Would you output the whole listing below, exactly as it reads?

**Dataset entries:**

## begin

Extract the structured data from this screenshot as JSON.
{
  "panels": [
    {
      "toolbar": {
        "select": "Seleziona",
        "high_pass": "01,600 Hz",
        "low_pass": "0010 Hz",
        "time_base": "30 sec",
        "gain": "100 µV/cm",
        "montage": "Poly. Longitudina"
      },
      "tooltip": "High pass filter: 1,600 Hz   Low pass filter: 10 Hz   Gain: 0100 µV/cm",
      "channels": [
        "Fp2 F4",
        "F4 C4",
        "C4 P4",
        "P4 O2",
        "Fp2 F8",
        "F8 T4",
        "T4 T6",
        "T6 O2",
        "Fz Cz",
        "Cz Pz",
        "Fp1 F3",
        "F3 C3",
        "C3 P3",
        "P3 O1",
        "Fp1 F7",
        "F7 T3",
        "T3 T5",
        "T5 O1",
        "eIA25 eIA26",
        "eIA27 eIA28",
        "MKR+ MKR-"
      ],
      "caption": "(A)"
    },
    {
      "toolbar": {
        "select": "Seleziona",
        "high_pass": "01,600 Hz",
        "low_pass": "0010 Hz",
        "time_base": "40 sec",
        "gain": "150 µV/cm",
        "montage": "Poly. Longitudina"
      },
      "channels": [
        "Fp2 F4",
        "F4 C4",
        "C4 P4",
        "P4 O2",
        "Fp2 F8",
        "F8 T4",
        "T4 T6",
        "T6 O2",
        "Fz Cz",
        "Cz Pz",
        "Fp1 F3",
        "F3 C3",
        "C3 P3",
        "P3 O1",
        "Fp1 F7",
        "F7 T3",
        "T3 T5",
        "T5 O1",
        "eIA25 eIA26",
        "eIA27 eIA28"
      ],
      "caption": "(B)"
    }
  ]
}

## end

**Task response:**
Extract the structured data from this screenshot as JSON.
{
  "panels": [
    {
      "toolbar": {
        "select": "Seleziona",
        "high_pass": "01,600 Hz",
        "low_pass": "0010 Hz",
        "time_base": "30 sec",
        "gain": "100 µV/cm",
        "montage": "Poly. Longitudina"
      },
      "tooltip": "High pass filter: 1,600 Hz   Low pass filter: 10 Hz   Gain: 0100 µV/cm",
      "channels": [
        "Fp2 F4",
        "F4 C4",
        "C4 P4",
        "P4 O2",
        "Fp2 F8",
        "F8 T4",
        "T4 T6",
        "T6 O2",
        "Fz Cz",
        "Cz Pz",
        "Fp1 F3",
        "F3 C3",
        "C3 P3",
        "P3 O1",
        "Fp1 F7",
        "F7 T3",
        "T3 T5",
        "T5 O1",
        "eIA25 eIA26",
        "eIA27 eIA28",
        "MKR+ MKR-"
      ],
      "caption": "(A)"
    },
    {
      "toolbar": {
        "select": "Seleziona",
        "high_pass": "01,600 Hz",
        "low_pass": "0010 Hz",
        "time_base": "40 sec",
        "gain": "150 µV/cm",
        "montage": "Poly. Longitudina"
      },
      "channels": [
        "Fp2 F4",
        "F4 C4",
        "C4 P4",
        "P4 O2",
        "Fp2 F8",
        "F8 T4",
        "T4 T6",
        "T6 O2",
        "Fz Cz",
        "Cz Pz",
        "Fp1 F3",
        "F3 C3",
        "C3 P3",
        "P3 O1",
        "Fp1 F7",
        "F7 T3",
        "T3 T5",
        "T5 O1",
        "eIA25 eIA26",
        "eIA27 eIA28"
      ],
      "caption": "(B)"
    }
  ]
}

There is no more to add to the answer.